SHORT EXERCISE: Pick out the lines below that contain the string "båda" and copy them all.
-- START RECORD SET --
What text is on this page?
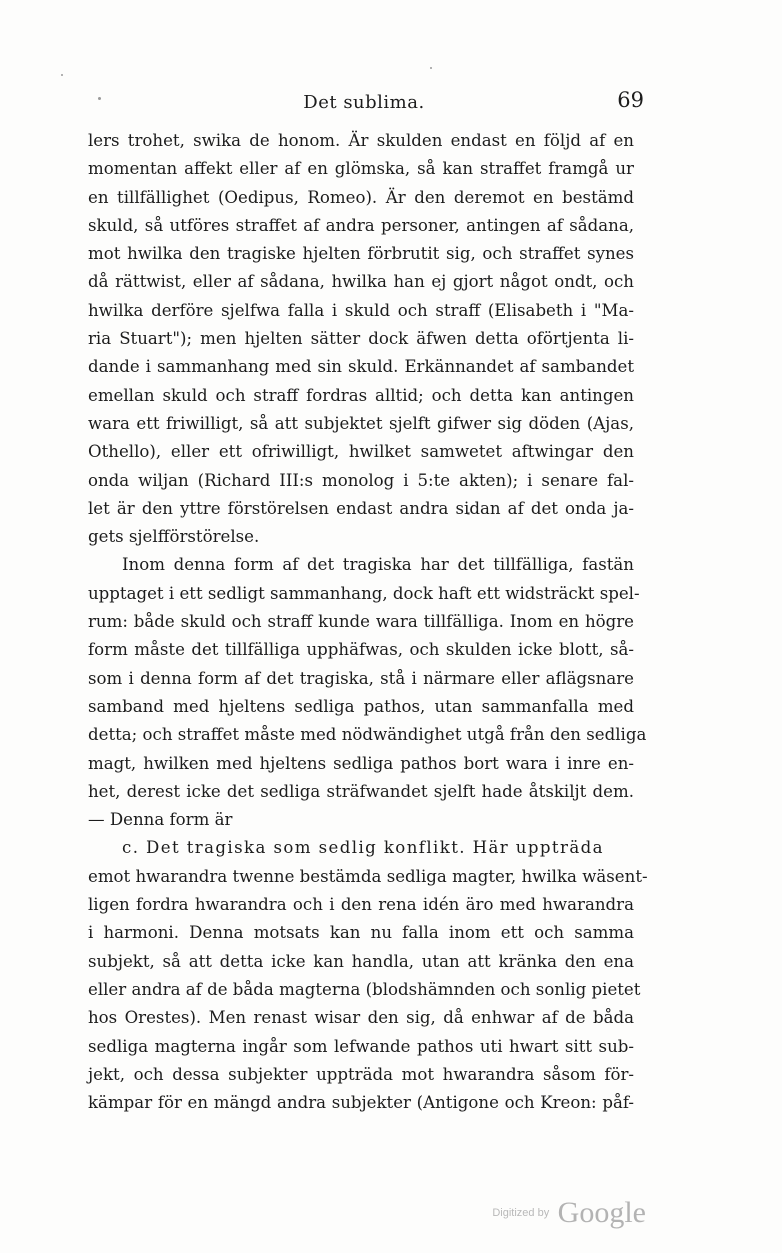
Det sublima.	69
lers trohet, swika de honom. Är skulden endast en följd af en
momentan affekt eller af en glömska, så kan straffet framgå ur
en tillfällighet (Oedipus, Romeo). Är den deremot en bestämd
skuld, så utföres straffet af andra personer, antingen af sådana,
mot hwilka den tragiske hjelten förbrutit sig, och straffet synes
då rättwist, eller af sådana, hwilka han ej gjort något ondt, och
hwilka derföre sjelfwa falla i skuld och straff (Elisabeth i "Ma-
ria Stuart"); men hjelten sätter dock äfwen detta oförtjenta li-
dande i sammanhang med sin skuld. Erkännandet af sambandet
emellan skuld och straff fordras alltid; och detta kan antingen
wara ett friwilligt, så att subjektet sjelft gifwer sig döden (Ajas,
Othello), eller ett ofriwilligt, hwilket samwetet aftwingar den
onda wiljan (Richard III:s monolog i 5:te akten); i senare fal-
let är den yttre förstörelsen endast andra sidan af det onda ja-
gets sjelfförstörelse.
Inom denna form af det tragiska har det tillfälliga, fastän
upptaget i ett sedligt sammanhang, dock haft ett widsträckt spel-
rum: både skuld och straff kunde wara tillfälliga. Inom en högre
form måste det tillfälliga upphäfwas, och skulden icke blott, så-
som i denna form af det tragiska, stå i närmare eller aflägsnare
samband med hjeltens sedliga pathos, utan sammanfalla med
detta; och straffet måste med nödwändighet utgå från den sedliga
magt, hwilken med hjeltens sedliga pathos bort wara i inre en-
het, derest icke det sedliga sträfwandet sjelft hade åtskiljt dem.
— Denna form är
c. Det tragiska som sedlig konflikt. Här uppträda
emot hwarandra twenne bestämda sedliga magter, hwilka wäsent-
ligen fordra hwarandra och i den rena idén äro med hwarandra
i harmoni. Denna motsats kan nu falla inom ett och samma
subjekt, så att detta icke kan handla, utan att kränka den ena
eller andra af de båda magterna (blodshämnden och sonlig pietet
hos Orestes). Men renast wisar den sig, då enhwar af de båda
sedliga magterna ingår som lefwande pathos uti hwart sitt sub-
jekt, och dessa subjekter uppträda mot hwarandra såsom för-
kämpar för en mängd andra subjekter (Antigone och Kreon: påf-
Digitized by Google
-- END RECORD SET --
TASK SOLUTION:
eller andra af de båda magterna (blodshämnden och sonlig pietet
hos Orestes). Men renast wisar den sig, då enhwar af de båda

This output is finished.